_Aim of the task_. Copy each of the entries below faithfully, setting aside any pictures.
* Start Given data *
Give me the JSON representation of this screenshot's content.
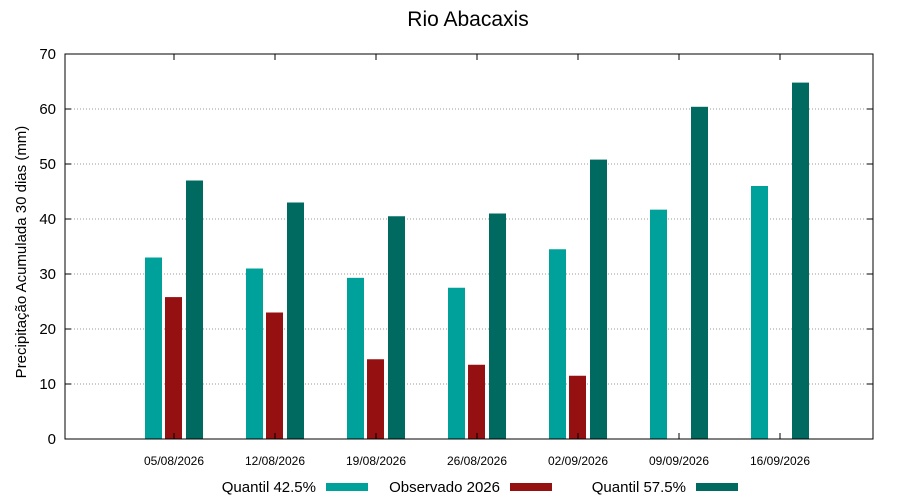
{
  "chart_data": {
    "type": "bar",
    "title": "Rio Abacaxis",
    "ylabel": "Precipitação Acumulada 30 dias (mm)",
    "xlabel": "",
    "ylim": [
      0,
      70
    ],
    "yticks": [
      0,
      10,
      20,
      30,
      40,
      50,
      60,
      70
    ],
    "grid": true,
    "legend_position": "bottom",
    "categories": [
      "05/08/2026",
      "12/08/2026",
      "19/08/2026",
      "26/08/2026",
      "02/09/2026",
      "09/09/2026",
      "16/09/2026"
    ],
    "series": [
      {
        "name": "Quantil 42.5%",
        "color": "#00a09b",
        "values": [
          33.0,
          31.0,
          29.3,
          27.5,
          34.5,
          41.7,
          46.0
        ]
      },
      {
        "name": "Observado 2026",
        "color": "#951010",
        "values": [
          25.8,
          23.0,
          14.5,
          13.5,
          11.5,
          null,
          null
        ]
      },
      {
        "name": "Quantil 57.5%",
        "color": "#006a60",
        "values": [
          47.0,
          43.0,
          40.5,
          41.0,
          50.8,
          60.4,
          64.8
        ]
      }
    ]
  }
}
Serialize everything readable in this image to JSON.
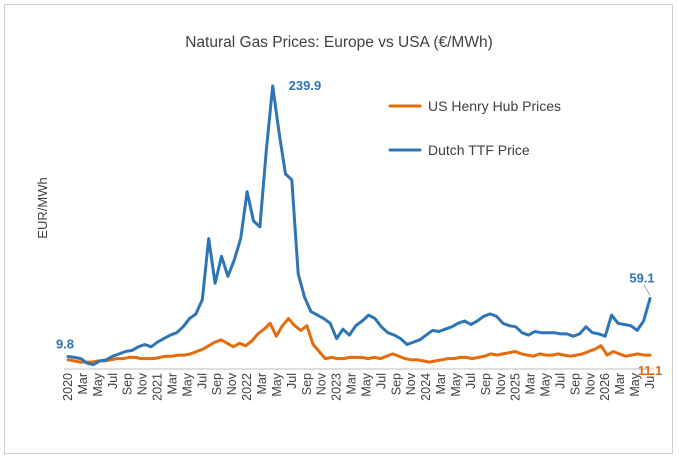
* End Given data *
_Task output_.
Give me the JSON representation of this screenshot's content.
{
  "chart_data": {
    "type": "bar",
    "title": "Rio Abacaxis",
    "ylabel": "Precipitação Acumulada 30 dias (mm)",
    "xlabel": "",
    "ylim": [
      0,
      70
    ],
    "yticks": [
      0,
      10,
      20,
      30,
      40,
      50,
      60,
      70
    ],
    "grid": true,
    "legend_position": "bottom",
    "categories": [
      "05/08/2026",
      "12/08/2026",
      "19/08/2026",
      "26/08/2026",
      "02/09/2026",
      "09/09/2026",
      "16/09/2026"
    ],
    "series": [
      {
        "name": "Quantil 42.5%",
        "color": "#00a09b",
        "values": [
          33.0,
          31.0,
          29.3,
          27.5,
          34.5,
          41.7,
          46.0
        ]
      },
      {
        "name": "Observado 2026",
        "color": "#951010",
        "values": [
          25.8,
          23.0,
          14.5,
          13.5,
          11.5,
          null,
          null
        ]
      },
      {
        "name": "Quantil 57.5%",
        "color": "#006a60",
        "values": [
          47.0,
          43.0,
          40.5,
          41.0,
          50.8,
          60.4,
          64.8
        ]
      }
    ]
  }
}
Serialize everything readable in this image to JSON.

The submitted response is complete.